Repeat the listing below in full, exactly as it stands.

:: MATERIAL TO PROCESS ::

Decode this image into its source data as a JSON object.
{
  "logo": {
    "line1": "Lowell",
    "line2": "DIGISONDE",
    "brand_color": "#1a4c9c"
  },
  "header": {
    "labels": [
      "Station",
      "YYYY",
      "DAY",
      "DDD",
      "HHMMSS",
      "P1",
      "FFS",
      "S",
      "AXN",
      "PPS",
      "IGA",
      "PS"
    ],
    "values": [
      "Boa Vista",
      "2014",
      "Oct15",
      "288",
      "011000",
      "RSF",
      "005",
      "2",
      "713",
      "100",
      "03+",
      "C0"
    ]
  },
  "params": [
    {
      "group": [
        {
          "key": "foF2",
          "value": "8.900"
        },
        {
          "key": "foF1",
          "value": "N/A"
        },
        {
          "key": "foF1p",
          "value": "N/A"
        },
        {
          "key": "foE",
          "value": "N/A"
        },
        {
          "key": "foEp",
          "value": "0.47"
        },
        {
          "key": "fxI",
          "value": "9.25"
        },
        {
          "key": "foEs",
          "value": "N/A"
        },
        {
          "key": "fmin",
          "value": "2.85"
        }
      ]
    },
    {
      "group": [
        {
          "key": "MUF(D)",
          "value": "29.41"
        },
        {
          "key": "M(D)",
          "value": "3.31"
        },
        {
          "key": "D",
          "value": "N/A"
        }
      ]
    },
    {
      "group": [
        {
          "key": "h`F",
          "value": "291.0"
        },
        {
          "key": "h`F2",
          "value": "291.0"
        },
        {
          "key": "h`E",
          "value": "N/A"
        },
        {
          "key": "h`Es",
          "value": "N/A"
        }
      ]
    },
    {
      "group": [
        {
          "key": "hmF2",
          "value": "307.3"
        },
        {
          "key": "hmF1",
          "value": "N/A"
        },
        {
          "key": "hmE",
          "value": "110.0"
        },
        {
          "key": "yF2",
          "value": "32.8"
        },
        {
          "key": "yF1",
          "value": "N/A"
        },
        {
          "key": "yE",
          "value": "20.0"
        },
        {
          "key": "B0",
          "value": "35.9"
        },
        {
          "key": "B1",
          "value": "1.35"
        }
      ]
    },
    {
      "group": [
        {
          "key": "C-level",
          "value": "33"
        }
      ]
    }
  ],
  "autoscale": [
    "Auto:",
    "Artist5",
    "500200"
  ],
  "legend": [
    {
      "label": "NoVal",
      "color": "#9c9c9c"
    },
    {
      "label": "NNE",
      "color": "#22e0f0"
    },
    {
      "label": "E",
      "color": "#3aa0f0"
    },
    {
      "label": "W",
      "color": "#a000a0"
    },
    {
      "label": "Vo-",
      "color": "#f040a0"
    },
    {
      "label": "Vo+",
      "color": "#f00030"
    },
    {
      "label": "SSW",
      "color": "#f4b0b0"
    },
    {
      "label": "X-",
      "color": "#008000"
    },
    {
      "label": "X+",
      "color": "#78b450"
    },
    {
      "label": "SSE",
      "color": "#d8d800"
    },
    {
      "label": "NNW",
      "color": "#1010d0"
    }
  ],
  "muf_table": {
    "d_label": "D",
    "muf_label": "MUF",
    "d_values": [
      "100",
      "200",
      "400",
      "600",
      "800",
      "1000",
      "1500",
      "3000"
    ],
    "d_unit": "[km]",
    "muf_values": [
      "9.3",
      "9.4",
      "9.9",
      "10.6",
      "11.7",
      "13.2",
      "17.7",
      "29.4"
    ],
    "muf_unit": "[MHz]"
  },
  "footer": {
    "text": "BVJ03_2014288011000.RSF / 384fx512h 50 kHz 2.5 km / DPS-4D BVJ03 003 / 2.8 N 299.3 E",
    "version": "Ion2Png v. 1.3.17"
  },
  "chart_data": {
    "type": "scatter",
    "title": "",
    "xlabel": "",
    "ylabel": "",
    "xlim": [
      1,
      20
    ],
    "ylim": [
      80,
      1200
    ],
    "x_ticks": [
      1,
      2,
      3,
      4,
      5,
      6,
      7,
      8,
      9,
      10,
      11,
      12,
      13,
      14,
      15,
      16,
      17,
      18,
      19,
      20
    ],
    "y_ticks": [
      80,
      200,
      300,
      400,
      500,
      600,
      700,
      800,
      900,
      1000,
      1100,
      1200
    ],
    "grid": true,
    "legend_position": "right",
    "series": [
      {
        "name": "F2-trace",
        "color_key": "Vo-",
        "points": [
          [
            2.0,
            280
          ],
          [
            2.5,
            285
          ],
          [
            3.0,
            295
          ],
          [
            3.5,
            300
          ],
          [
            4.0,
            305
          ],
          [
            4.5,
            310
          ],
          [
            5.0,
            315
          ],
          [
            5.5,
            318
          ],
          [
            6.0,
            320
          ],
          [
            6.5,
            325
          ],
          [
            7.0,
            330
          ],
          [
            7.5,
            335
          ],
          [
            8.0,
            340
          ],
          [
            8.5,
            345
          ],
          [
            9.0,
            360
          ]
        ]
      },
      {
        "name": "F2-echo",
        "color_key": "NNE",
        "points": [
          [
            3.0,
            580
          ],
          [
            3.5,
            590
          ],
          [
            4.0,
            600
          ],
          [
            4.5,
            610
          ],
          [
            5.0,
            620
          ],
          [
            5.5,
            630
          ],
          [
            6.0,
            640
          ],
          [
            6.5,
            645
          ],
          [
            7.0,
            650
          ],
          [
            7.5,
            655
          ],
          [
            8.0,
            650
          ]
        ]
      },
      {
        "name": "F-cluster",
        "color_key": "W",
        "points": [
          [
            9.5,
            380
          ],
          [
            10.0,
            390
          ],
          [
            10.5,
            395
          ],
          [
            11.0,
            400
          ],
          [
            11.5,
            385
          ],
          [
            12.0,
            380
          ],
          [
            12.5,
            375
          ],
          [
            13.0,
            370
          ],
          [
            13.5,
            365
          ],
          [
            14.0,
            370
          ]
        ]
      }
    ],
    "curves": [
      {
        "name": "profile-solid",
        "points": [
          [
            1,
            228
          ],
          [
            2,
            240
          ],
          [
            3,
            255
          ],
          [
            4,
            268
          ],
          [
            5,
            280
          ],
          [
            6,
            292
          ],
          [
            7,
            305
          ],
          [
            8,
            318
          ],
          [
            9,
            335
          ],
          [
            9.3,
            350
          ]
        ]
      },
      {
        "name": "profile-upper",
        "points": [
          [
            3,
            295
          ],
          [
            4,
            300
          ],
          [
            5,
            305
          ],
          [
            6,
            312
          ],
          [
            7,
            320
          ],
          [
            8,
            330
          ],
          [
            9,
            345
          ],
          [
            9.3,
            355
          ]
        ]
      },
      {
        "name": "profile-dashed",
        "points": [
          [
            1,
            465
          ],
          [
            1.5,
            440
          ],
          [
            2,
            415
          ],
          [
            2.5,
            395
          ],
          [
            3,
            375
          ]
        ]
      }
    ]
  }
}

:::

SOLVED EXERCISE:
Decode this image into its source data as a JSON object.
{
  "logo": {
    "line1": "Lowell",
    "line2": "DIGISONDE",
    "brand_color": "#1a4c9c"
  },
  "header": {
    "labels": [
      "Station",
      "YYYY",
      "DAY",
      "DDD",
      "HHMMSS",
      "P1",
      "FFS",
      "S",
      "AXN",
      "PPS",
      "IGA",
      "PS"
    ],
    "values": [
      "Boa Vista",
      "2014",
      "Oct15",
      "288",
      "011000",
      "RSF",
      "005",
      "2",
      "713",
      "100",
      "03+",
      "C0"
    ]
  },
  "params": [
    {
      "group": [
        {
          "key": "foF2",
          "value": "8.900"
        },
        {
          "key": "foF1",
          "value": "N/A"
        },
        {
          "key": "foF1p",
          "value": "N/A"
        },
        {
          "key": "foE",
          "value": "N/A"
        },
        {
          "key": "foEp",
          "value": "0.47"
        },
        {
          "key": "fxI",
          "value": "9.25"
        },
        {
          "key": "foEs",
          "value": "N/A"
        },
        {
          "key": "fmin",
          "value": "2.85"
        }
      ]
    },
    {
      "group": [
        {
          "key": "MUF(D)",
          "value": "29.41"
        },
        {
          "key": "M(D)",
          "value": "3.31"
        },
        {
          "key": "D",
          "value": "N/A"
        }
      ]
    },
    {
      "group": [
        {
          "key": "h`F",
          "value": "291.0"
        },
        {
          "key": "h`F2",
          "value": "291.0"
        },
        {
          "key": "h`E",
          "value": "N/A"
        },
        {
          "key": "h`Es",
          "value": "N/A"
        }
      ]
    },
    {
      "group": [
        {
          "key": "hmF2",
          "value": "307.3"
        },
        {
          "key": "hmF1",
          "value": "N/A"
        },
        {
          "key": "hmE",
          "value": "110.0"
        },
        {
          "key": "yF2",
          "value": "32.8"
        },
        {
          "key": "yF1",
          "value": "N/A"
        },
        {
          "key": "yE",
          "value": "20.0"
        },
        {
          "key": "B0",
          "value": "35.9"
        },
        {
          "key": "B1",
          "value": "1.35"
        }
      ]
    },
    {
      "group": [
        {
          "key": "C-level",
          "value": "33"
        }
      ]
    }
  ],
  "autoscale": [
    "Auto:",
    "Artist5",
    "500200"
  ],
  "legend": [
    {
      "label": "NoVal",
      "color": "#9c9c9c"
    },
    {
      "label": "NNE",
      "color": "#22e0f0"
    },
    {
      "label": "E",
      "color": "#3aa0f0"
    },
    {
      "label": "W",
      "color": "#a000a0"
    },
    {
      "label": "Vo-",
      "color": "#f040a0"
    },
    {
      "label": "Vo+",
      "color": "#f00030"
    },
    {
      "label": "SSW",
      "color": "#f4b0b0"
    },
    {
      "label": "X-",
      "color": "#008000"
    },
    {
      "label": "X+",
      "color": "#78b450"
    },
    {
      "label": "SSE",
      "color": "#d8d800"
    },
    {
      "label": "NNW",
      "color": "#1010d0"
    }
  ],
  "muf_table": {
    "d_label": "D",
    "muf_label": "MUF",
    "d_values": [
      "100",
      "200",
      "400",
      "600",
      "800",
      "1000",
      "1500",
      "3000"
    ],
    "d_unit": "[km]",
    "muf_values": [
      "9.3",
      "9.4",
      "9.9",
      "10.6",
      "11.7",
      "13.2",
      "17.7",
      "29.4"
    ],
    "muf_unit": "[MHz]"
  },
  "footer": {
    "text": "BVJ03_2014288011000.RSF / 384fx512h 50 kHz 2.5 km / DPS-4D BVJ03 003 / 2.8 N 299.3 E",
    "version": "Ion2Png v. 1.3.17"
  },
  "chart_data": {
    "type": "scatter",
    "title": "",
    "xlabel": "",
    "ylabel": "",
    "xlim": [
      1,
      20
    ],
    "ylim": [
      80,
      1200
    ],
    "x_ticks": [
      1,
      2,
      3,
      4,
      5,
      6,
      7,
      8,
      9,
      10,
      11,
      12,
      13,
      14,
      15,
      16,
      17,
      18,
      19,
      20
    ],
    "y_ticks": [
      80,
      200,
      300,
      400,
      500,
      600,
      700,
      800,
      900,
      1000,
      1100,
      1200
    ],
    "grid": true,
    "legend_position": "right",
    "series": [
      {
        "name": "F2-trace",
        "color_key": "Vo-",
        "points": [
          [
            2.0,
            280
          ],
          [
            2.5,
            285
          ],
          [
            3.0,
            295
          ],
          [
            3.5,
            300
          ],
          [
            4.0,
            305
          ],
          [
            4.5,
            310
          ],
          [
            5.0,
            315
          ],
          [
            5.5,
            318
          ],
          [
            6.0,
            320
          ],
          [
            6.5,
            325
          ],
          [
            7.0,
            330
          ],
          [
            7.5,
            335
          ],
          [
            8.0,
            340
          ],
          [
            8.5,
            345
          ],
          [
            9.0,
            360
          ]
        ]
      },
      {
        "name": "F2-echo",
        "color_key": "NNE",
        "points": [
          [
            3.0,
            580
          ],
          [
            3.5,
            590
          ],
          [
            4.0,
            600
          ],
          [
            4.5,
            610
          ],
          [
            5.0,
            620
          ],
          [
            5.5,
            630
          ],
          [
            6.0,
            640
          ],
          [
            6.5,
            645
          ],
          [
            7.0,
            650
          ],
          [
            7.5,
            655
          ],
          [
            8.0,
            650
          ]
        ]
      },
      {
        "name": "F-cluster",
        "color_key": "W",
        "points": [
          [
            9.5,
            380
          ],
          [
            10.0,
            390
          ],
          [
            10.5,
            395
          ],
          [
            11.0,
            400
          ],
          [
            11.5,
            385
          ],
          [
            12.0,
            380
          ],
          [
            12.5,
            375
          ],
          [
            13.0,
            370
          ],
          [
            13.5,
            365
          ],
          [
            14.0,
            370
          ]
        ]
      }
    ],
    "curves": [
      {
        "name": "profile-solid",
        "points": [
          [
            1,
            228
          ],
          [
            2,
            240
          ],
          [
            3,
            255
          ],
          [
            4,
            268
          ],
          [
            5,
            280
          ],
          [
            6,
            292
          ],
          [
            7,
            305
          ],
          [
            8,
            318
          ],
          [
            9,
            335
          ],
          [
            9.3,
            350
          ]
        ]
      },
      {
        "name": "profile-upper",
        "points": [
          [
            3,
            295
          ],
          [
            4,
            300
          ],
          [
            5,
            305
          ],
          [
            6,
            312
          ],
          [
            7,
            320
          ],
          [
            8,
            330
          ],
          [
            9,
            345
          ],
          [
            9.3,
            355
          ]
        ]
      },
      {
        "name": "profile-dashed",
        "points": [
          [
            1,
            465
          ],
          [
            1.5,
            440
          ],
          [
            2,
            415
          ],
          [
            2.5,
            395
          ],
          [
            3,
            375
          ]
        ]
      }
    ]
  }
}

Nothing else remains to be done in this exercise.